-- Material provided start --

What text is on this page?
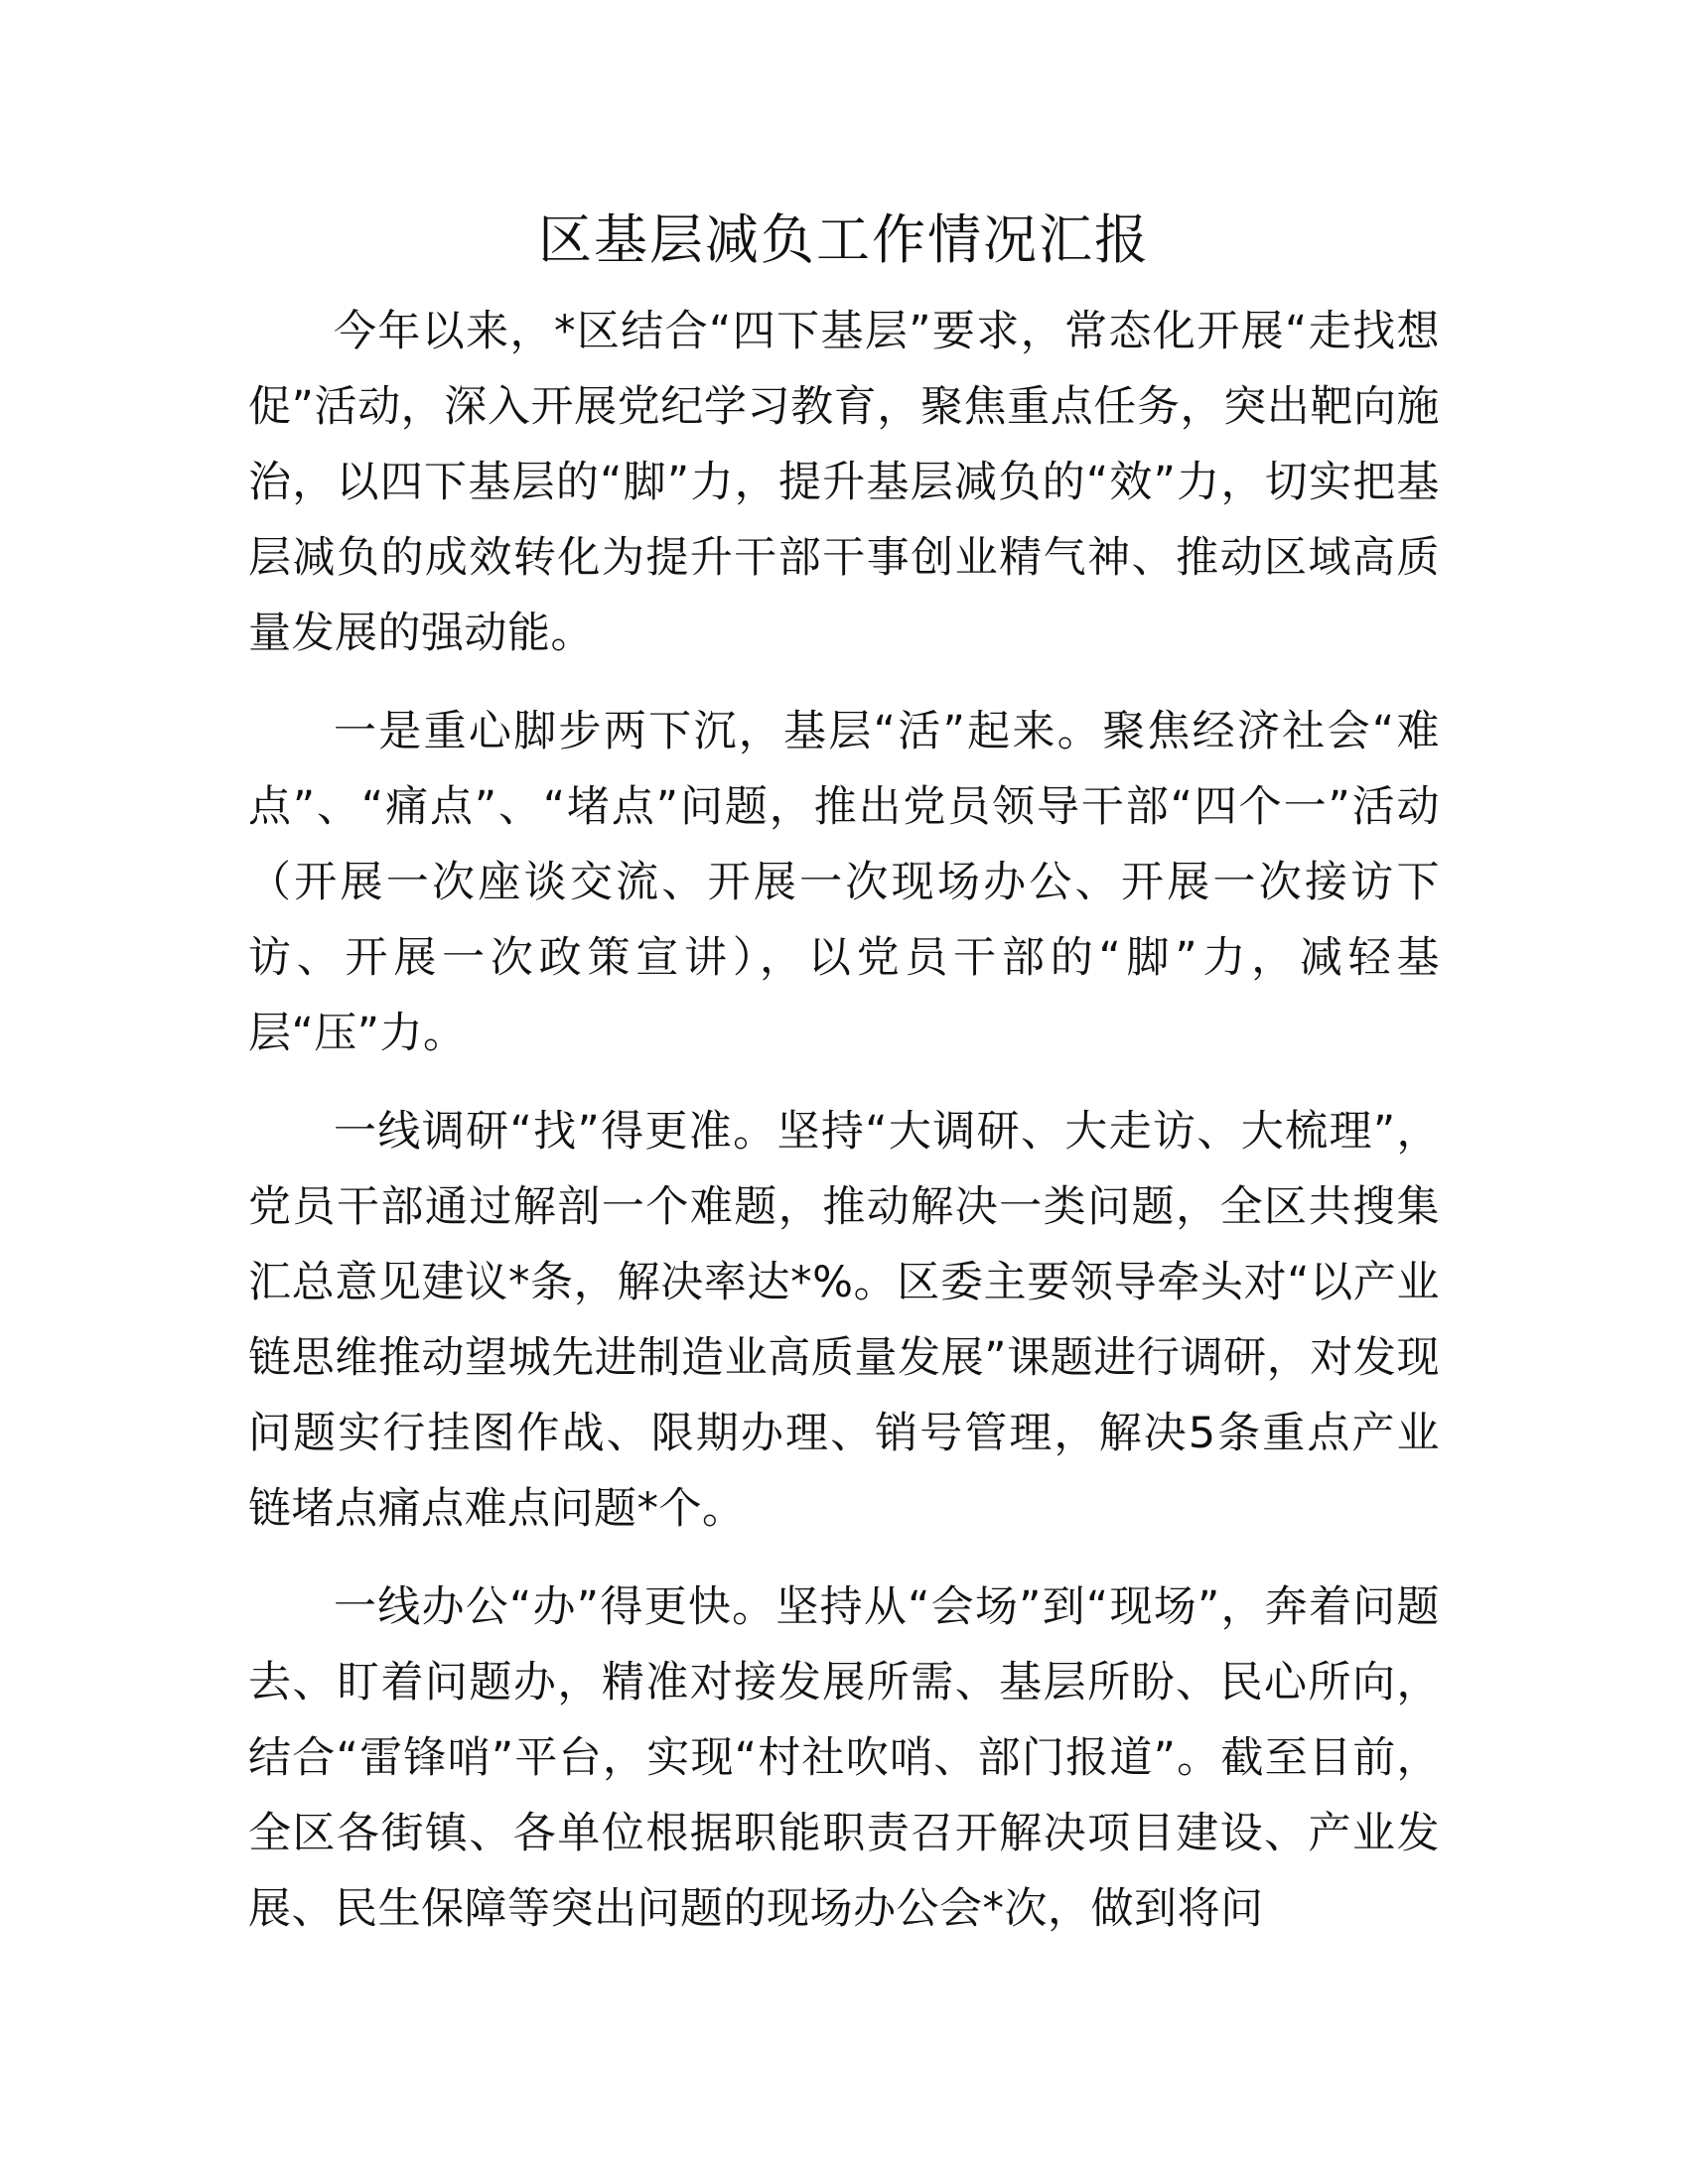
区基层减负工作情况汇报

今年以来，*区结合“四下基层”要求，常态化开展“走找想促”活动，深入开展党纪学习教育，聚焦重点任务，突出靶向施治，以四下基层的“脚”力，提升基层减负的“效”力，切实把基层减负的成效转化为提升干部干事创业精气神、推动区域高质量发展的强动能。

一是重心脚步两下沉，基层“活”起来。聚焦经济社会“难点”、“痛点”、“堵点”问题，推出党员领导干部“四个一”活动（开展一次座谈交流、开展一次现场办公、开展一次接访下访、开展一次政策宣讲），以党员干部的“脚”力，减轻基层“压”力。

一线调研“找”得更准。坚持“大调研、大走访、大梳理”，党员干部通过解剖一个难题，推动解决一类问题，全区共搜集汇总意见建议*条，解决率达*%。区委主要领导牵头对“以产业链思维推动望城先进制造业高质量发展”课题进行调研，对发现问题实行挂图作战、限期办理、销号管理，解决5条重点产业链堵点痛点难点问题*个。

一线办公“办”得更快。坚持从“会场”到“现场”，奔着问题去、盯着问题办，精准对接发展所需、基层所盼、民心所向，结合“雷锋哨”平台，实现“村社吹哨、部门报道”。截至目前，全区各街镇、各单位根据职能职责召开解决项目建设、产业发展、民生保障等突出问题的现场办公会*次，做到将问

-- Material provided end --

**Request**
Extract all the entries word for word; omit any pictures.

**Correct response**
What text is on this page?
区基层减负工作情况汇报

今年以来，*区结合“四下基层”要求，常态化开展“走找想促”活动，深入开展党纪学习教育，聚焦重点任务，突出靶向施治，以四下基层的“脚”力，提升基层减负的“效”力，切实把基层减负的成效转化为提升干部干事创业精气神、推动区域高质量发展的强动能。

一是重心脚步两下沉，基层“活”起来。聚焦经济社会“难点”、“痛点”、“堵点”问题，推出党员领导干部“四个一”活动（开展一次座谈交流、开展一次现场办公、开展一次接访下访、开展一次政策宣讲），以党员干部的“脚”力，减轻基层“压”力。

一线调研“找”得更准。坚持“大调研、大走访、大梳理”，党员干部通过解剖一个难题，推动解决一类问题，全区共搜集汇总意见建议*条，解决率达*%。区委主要领导牵头对“以产业链思维推动望城先进制造业高质量发展”课题进行调研，对发现问题实行挂图作战、限期办理、销号管理，解决5条重点产业链堵点痛点难点问题*个。

一线办公“办”得更快。坚持从“会场”到“现场”，奔着问题去、盯着问题办，精准对接发展所需、基层所盼、民心所向，结合“雷锋哨”平台，实现“村社吹哨、部门报道”。截至目前，全区各街镇、各单位根据职能职责召开解决项目建设、产业发展、民生保障等突出问题的现场办公会*次，做到将问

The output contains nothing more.